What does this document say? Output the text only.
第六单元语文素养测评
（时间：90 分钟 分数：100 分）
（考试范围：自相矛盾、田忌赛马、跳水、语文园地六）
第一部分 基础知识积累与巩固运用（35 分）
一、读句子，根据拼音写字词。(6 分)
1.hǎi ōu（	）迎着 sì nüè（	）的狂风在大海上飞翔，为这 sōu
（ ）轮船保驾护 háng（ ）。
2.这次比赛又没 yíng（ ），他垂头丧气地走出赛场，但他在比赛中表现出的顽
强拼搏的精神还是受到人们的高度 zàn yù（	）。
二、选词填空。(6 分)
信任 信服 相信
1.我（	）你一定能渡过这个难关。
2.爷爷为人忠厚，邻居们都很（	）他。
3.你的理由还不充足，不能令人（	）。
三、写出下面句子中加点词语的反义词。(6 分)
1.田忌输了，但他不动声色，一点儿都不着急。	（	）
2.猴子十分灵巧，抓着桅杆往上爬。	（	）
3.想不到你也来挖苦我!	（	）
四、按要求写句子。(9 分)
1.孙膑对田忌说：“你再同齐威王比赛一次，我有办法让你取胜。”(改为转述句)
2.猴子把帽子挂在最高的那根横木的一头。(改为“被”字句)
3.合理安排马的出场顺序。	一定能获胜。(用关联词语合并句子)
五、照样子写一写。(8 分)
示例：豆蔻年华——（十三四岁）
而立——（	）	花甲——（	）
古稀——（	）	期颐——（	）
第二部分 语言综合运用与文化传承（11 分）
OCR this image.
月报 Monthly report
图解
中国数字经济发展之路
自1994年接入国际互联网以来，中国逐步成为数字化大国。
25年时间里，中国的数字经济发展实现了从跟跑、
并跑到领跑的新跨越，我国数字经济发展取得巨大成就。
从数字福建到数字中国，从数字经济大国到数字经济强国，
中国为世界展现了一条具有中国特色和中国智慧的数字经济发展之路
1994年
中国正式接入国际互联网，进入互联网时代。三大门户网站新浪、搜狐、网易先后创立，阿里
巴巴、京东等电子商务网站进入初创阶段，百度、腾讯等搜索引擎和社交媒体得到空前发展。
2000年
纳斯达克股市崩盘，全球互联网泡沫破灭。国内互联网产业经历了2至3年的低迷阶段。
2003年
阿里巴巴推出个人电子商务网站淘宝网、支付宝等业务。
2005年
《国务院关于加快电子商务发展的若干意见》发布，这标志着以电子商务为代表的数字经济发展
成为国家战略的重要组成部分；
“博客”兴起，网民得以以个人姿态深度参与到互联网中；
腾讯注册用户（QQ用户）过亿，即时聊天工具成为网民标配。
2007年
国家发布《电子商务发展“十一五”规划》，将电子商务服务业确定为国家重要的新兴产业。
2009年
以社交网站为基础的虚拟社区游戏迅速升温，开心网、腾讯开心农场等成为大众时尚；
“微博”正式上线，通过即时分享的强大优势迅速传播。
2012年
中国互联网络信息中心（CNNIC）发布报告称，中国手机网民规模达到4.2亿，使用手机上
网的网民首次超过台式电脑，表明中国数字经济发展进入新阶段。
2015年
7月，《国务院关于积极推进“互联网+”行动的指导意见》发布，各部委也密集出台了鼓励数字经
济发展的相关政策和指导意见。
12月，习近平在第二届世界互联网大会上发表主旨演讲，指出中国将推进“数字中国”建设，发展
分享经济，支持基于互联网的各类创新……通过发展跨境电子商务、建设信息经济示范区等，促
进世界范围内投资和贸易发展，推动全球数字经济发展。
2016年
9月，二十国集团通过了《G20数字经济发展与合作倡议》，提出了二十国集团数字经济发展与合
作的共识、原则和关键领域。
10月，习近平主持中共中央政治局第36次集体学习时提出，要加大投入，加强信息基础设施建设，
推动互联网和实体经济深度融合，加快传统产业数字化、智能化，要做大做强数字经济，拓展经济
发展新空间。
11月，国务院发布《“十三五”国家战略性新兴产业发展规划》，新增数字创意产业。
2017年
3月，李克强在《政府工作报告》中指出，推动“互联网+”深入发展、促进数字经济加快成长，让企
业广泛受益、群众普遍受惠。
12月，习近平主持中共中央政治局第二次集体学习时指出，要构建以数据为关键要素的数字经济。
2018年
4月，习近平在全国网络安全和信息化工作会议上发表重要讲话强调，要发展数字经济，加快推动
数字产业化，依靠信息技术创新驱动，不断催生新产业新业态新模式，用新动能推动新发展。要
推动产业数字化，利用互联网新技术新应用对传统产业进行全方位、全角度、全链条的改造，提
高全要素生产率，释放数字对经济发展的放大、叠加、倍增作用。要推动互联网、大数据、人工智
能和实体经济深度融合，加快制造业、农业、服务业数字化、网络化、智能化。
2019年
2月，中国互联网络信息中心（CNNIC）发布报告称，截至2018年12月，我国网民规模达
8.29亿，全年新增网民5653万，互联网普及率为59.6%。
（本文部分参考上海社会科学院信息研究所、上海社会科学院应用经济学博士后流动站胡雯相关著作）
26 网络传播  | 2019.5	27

────

## [Task statement]
Extract every line above exactly as it stands.

## [Worked solution]
What does this document say? Output the text only.
第六单元语文素养测评
（时间：90 分钟 分数：100 分）
（考试范围：自相矛盾、田忌赛马、跳水、语文园地六）
第一部分 基础知识积累与巩固运用（35 分）
一、读句子，根据拼音写字词。(6 分)
1.hǎi ōu（	）迎着 sì nüè（	）的狂风在大海上飞翔，为这 sōu
（ ）轮船保驾护 háng（ ）。
2.这次比赛又没 yíng（ ），他垂头丧气地走出赛场，但他在比赛中表现出的顽
强拼搏的精神还是受到人们的高度 zàn yù（	）。
二、选词填空。(6 分)
信任 信服 相信
1.我（	）你一定能渡过这个难关。
2.爷爷为人忠厚，邻居们都很（	）他。
3.你的理由还不充足，不能令人（	）。
三、写出下面句子中加点词语的反义词。(6 分)
1.田忌输了，但他不动声色，一点儿都不着急。	（	）
2.猴子十分灵巧，抓着桅杆往上爬。	（	）
3.想不到你也来挖苦我!	（	）
四、按要求写句子。(9 分)
1.孙膑对田忌说：“你再同齐威王比赛一次，我有办法让你取胜。”(改为转述句)
2.猴子把帽子挂在最高的那根横木的一头。(改为“被”字句)
3.合理安排马的出场顺序。	一定能获胜。(用关联词语合并句子)
五、照样子写一写。(8 分)
示例：豆蔻年华——（十三四岁）
而立——（	）	花甲——（	）
古稀——（	）	期颐——（	）
第二部分 语言综合运用与文化传承（11 分）
OCR this image.
月报 Monthly report
图解
中国数字经济发展之路
自1994年接入国际互联网以来，中国逐步成为数字化大国。
25年时间里，中国的数字经济发展实现了从跟跑、
并跑到领跑的新跨越，我国数字经济发展取得巨大成就。
从数字福建到数字中国，从数字经济大国到数字经济强国，
中国为世界展现了一条具有中国特色和中国智慧的数字经济发展之路
1994年
中国正式接入国际互联网，进入互联网时代。三大门户网站新浪、搜狐、网易先后创立，阿里
巴巴、京东等电子商务网站进入初创阶段，百度、腾讯等搜索引擎和社交媒体得到空前发展。
2000年
纳斯达克股市崩盘，全球互联网泡沫破灭。国内互联网产业经历了2至3年的低迷阶段。
2003年
阿里巴巴推出个人电子商务网站淘宝网、支付宝等业务。
2005年
《国务院关于加快电子商务发展的若干意见》发布，这标志着以电子商务为代表的数字经济发展
成为国家战略的重要组成部分；
“博客”兴起，网民得以以个人姿态深度参与到互联网中；
腾讯注册用户（QQ用户）过亿，即时聊天工具成为网民标配。
2007年
国家发布《电子商务发展“十一五”规划》，将电子商务服务业确定为国家重要的新兴产业。
2009年
以社交网站为基础的虚拟社区游戏迅速升温，开心网、腾讯开心农场等成为大众时尚；
“微博”正式上线，通过即时分享的强大优势迅速传播。
2012年
中国互联网络信息中心（CNNIC）发布报告称，中国手机网民规模达到4.2亿，使用手机上
网的网民首次超过台式电脑，表明中国数字经济发展进入新阶段。
2015年
7月，《国务院关于积极推进“互联网+”行动的指导意见》发布，各部委也密集出台了鼓励数字经
济发展的相关政策和指导意见。
12月，习近平在第二届世界互联网大会上发表主旨演讲，指出中国将推进“数字中国”建设，发展
分享经济，支持基于互联网的各类创新……通过发展跨境电子商务、建设信息经济示范区等，促
进世界范围内投资和贸易发展，推动全球数字经济发展。
2016年
9月，二十国集团通过了《G20数字经济发展与合作倡议》，提出了二十国集团数字经济发展与合
作的共识、原则和关键领域。
10月，习近平主持中共中央政治局第36次集体学习时提出，要加大投入，加强信息基础设施建设，
推动互联网和实体经济深度融合，加快传统产业数字化、智能化，要做大做强数字经济，拓展经济
发展新空间。
11月，国务院发布《“十三五”国家战略性新兴产业发展规划》，新增数字创意产业。
2017年
3月，李克强在《政府工作报告》中指出，推动“互联网+”深入发展、促进数字经济加快成长，让企
业广泛受益、群众普遍受惠。
12月，习近平主持中共中央政治局第二次集体学习时指出，要构建以数据为关键要素的数字经济。
2018年
4月，习近平在全国网络安全和信息化工作会议上发表重要讲话强调，要发展数字经济，加快推动
数字产业化，依靠信息技术创新驱动，不断催生新产业新业态新模式，用新动能推动新发展。要
推动产业数字化，利用互联网新技术新应用对传统产业进行全方位、全角度、全链条的改造，提
高全要素生产率，释放数字对经济发展的放大、叠加、倍增作用。要推动互联网、大数据、人工智
能和实体经济深度融合，加快制造业、农业、服务业数字化、网络化、智能化。
2019年
2月，中国互联网络信息中心（CNNIC）发布报告称，截至2018年12月，我国网民规模达
8.29亿，全年新增网民5653万，互联网普及率为59.6%。
（本文部分参考上海社会科学院信息研究所、上海社会科学院应用经济学博士后流动站胡雯相关著作）
26 网络传播  | 2019.5	27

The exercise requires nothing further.